# Data provided start

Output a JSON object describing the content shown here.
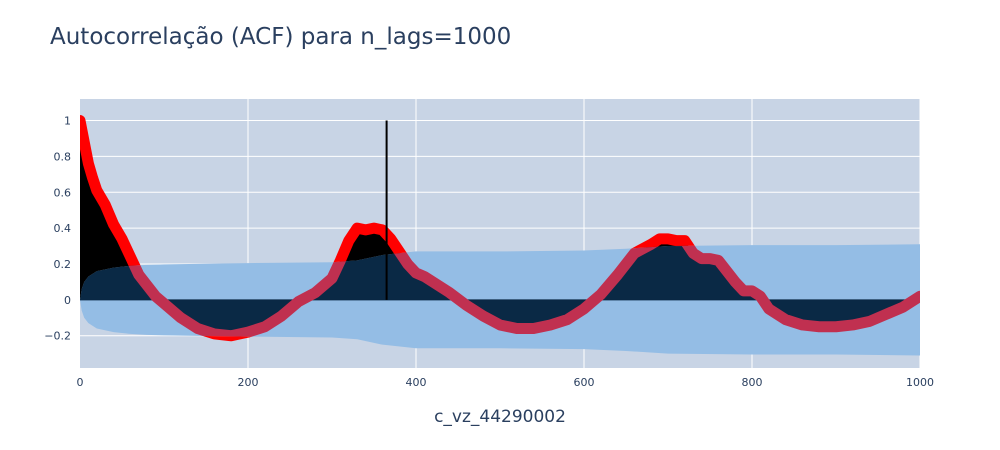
{
  "chart_data": {
    "type": "line",
    "title": "Autocorrelação (ACF) para n_lags=1000",
    "xlabel": "c_vz_44290002",
    "ylabel": "",
    "xlim": [
      0,
      1000
    ],
    "ylim": [
      -0.38,
      1.12
    ],
    "xticks": [
      0,
      200,
      400,
      600,
      800,
      1000
    ],
    "yticks": [
      -0.2,
      0,
      0.2,
      0.4,
      0.6,
      0.8,
      1
    ],
    "ytick_labels": [
      "−0.2",
      "0",
      "0.2",
      "0.4",
      "0.6",
      "0.8",
      "1"
    ],
    "grid": true,
    "vertical_line": {
      "x": 365,
      "y": [
        0,
        1
      ]
    },
    "acf": {
      "x": [
        0,
        5,
        10,
        15,
        20,
        30,
        40,
        50,
        60,
        70,
        80,
        90,
        100,
        120,
        140,
        160,
        180,
        200,
        220,
        240,
        260,
        280,
        300,
        310,
        320,
        330,
        340,
        350,
        360,
        370,
        380,
        390,
        400,
        410,
        420,
        440,
        460,
        480,
        500,
        520,
        540,
        560,
        580,
        600,
        620,
        640,
        660,
        680,
        690,
        700,
        710,
        720,
        730,
        740,
        750,
        760,
        770,
        780,
        790,
        800,
        810,
        820,
        840,
        860,
        880,
        900,
        920,
        940,
        960,
        980,
        1000
      ],
      "y": [
        1.0,
        0.88,
        0.76,
        0.68,
        0.61,
        0.53,
        0.42,
        0.34,
        0.24,
        0.14,
        0.08,
        0.02,
        -0.02,
        -0.1,
        -0.16,
        -0.19,
        -0.2,
        -0.18,
        -0.15,
        -0.09,
        -0.01,
        0.04,
        0.12,
        0.22,
        0.33,
        0.4,
        0.39,
        0.4,
        0.39,
        0.34,
        0.27,
        0.2,
        0.15,
        0.13,
        0.1,
        0.04,
        -0.03,
        -0.09,
        -0.14,
        -0.16,
        -0.16,
        -0.14,
        -0.11,
        -0.05,
        0.03,
        0.14,
        0.26,
        0.31,
        0.34,
        0.34,
        0.33,
        0.33,
        0.26,
        0.23,
        0.23,
        0.22,
        0.16,
        0.1,
        0.05,
        0.05,
        0.02,
        -0.05,
        -0.11,
        -0.14,
        -0.15,
        -0.15,
        -0.14,
        -0.12,
        -0.08,
        -0.04,
        0.02
      ]
    },
    "confidence_band": {
      "x": [
        0,
        2,
        5,
        10,
        20,
        40,
        60,
        80,
        100,
        200,
        300,
        330,
        360,
        400,
        500,
        600,
        650,
        700,
        800,
        900,
        1000
      ],
      "upper": [
        0.0,
        0.06,
        0.1,
        0.13,
        0.16,
        0.18,
        0.19,
        0.195,
        0.198,
        0.205,
        0.21,
        0.22,
        0.25,
        0.27,
        0.27,
        0.275,
        0.285,
        0.3,
        0.305,
        0.305,
        0.31
      ],
      "lower": [
        0.0,
        -0.06,
        -0.1,
        -0.13,
        -0.16,
        -0.18,
        -0.19,
        -0.195,
        -0.198,
        -0.205,
        -0.21,
        -0.22,
        -0.25,
        -0.27,
        -0.27,
        -0.275,
        -0.285,
        -0.3,
        -0.305,
        -0.305,
        -0.31
      ]
    },
    "colors": {
      "plot_background": "#c8d4e5",
      "grid": "#ffffff",
      "band": "#94bde5",
      "below_band_fill": "#0a2945",
      "outside_band_fill": "#000000",
      "acf_outside": "#ff0000",
      "acf_inside": "#c03050",
      "text": "#2a3f5f"
    }
  }
}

# Data provided end

(Aim): Quote the records above in full, dropping each picture.

(Completed exercise):
Output a JSON object describing the content shown here.
{
  "chart_data": {
    "type": "line",
    "title": "Autocorrelação (ACF) para n_lags=1000",
    "xlabel": "c_vz_44290002",
    "ylabel": "",
    "xlim": [
      0,
      1000
    ],
    "ylim": [
      -0.38,
      1.12
    ],
    "xticks": [
      0,
      200,
      400,
      600,
      800,
      1000
    ],
    "yticks": [
      -0.2,
      0,
      0.2,
      0.4,
      0.6,
      0.8,
      1
    ],
    "ytick_labels": [
      "−0.2",
      "0",
      "0.2",
      "0.4",
      "0.6",
      "0.8",
      "1"
    ],
    "grid": true,
    "vertical_line": {
      "x": 365,
      "y": [
        0,
        1
      ]
    },
    "acf": {
      "x": [
        0,
        5,
        10,
        15,
        20,
        30,
        40,
        50,
        60,
        70,
        80,
        90,
        100,
        120,
        140,
        160,
        180,
        200,
        220,
        240,
        260,
        280,
        300,
        310,
        320,
        330,
        340,
        350,
        360,
        370,
        380,
        390,
        400,
        410,
        420,
        440,
        460,
        480,
        500,
        520,
        540,
        560,
        580,
        600,
        620,
        640,
        660,
        680,
        690,
        700,
        710,
        720,
        730,
        740,
        750,
        760,
        770,
        780,
        790,
        800,
        810,
        820,
        840,
        860,
        880,
        900,
        920,
        940,
        960,
        980,
        1000
      ],
      "y": [
        1.0,
        0.88,
        0.76,
        0.68,
        0.61,
        0.53,
        0.42,
        0.34,
        0.24,
        0.14,
        0.08,
        0.02,
        -0.02,
        -0.1,
        -0.16,
        -0.19,
        -0.2,
        -0.18,
        -0.15,
        -0.09,
        -0.01,
        0.04,
        0.12,
        0.22,
        0.33,
        0.4,
        0.39,
        0.4,
        0.39,
        0.34,
        0.27,
        0.2,
        0.15,
        0.13,
        0.1,
        0.04,
        -0.03,
        -0.09,
        -0.14,
        -0.16,
        -0.16,
        -0.14,
        -0.11,
        -0.05,
        0.03,
        0.14,
        0.26,
        0.31,
        0.34,
        0.34,
        0.33,
        0.33,
        0.26,
        0.23,
        0.23,
        0.22,
        0.16,
        0.1,
        0.05,
        0.05,
        0.02,
        -0.05,
        -0.11,
        -0.14,
        -0.15,
        -0.15,
        -0.14,
        -0.12,
        -0.08,
        -0.04,
        0.02
      ]
    },
    "confidence_band": {
      "x": [
        0,
        2,
        5,
        10,
        20,
        40,
        60,
        80,
        100,
        200,
        300,
        330,
        360,
        400,
        500,
        600,
        650,
        700,
        800,
        900,
        1000
      ],
      "upper": [
        0.0,
        0.06,
        0.1,
        0.13,
        0.16,
        0.18,
        0.19,
        0.195,
        0.198,
        0.205,
        0.21,
        0.22,
        0.25,
        0.27,
        0.27,
        0.275,
        0.285,
        0.3,
        0.305,
        0.305,
        0.31
      ],
      "lower": [
        0.0,
        -0.06,
        -0.1,
        -0.13,
        -0.16,
        -0.18,
        -0.19,
        -0.195,
        -0.198,
        -0.205,
        -0.21,
        -0.22,
        -0.25,
        -0.27,
        -0.27,
        -0.275,
        -0.285,
        -0.3,
        -0.305,
        -0.305,
        -0.31
      ]
    },
    "colors": {
      "plot_background": "#c8d4e5",
      "grid": "#ffffff",
      "band": "#94bde5",
      "below_band_fill": "#0a2945",
      "outside_band_fill": "#000000",
      "acf_outside": "#ff0000",
      "acf_inside": "#c03050",
      "text": "#2a3f5f"
    }
  }
}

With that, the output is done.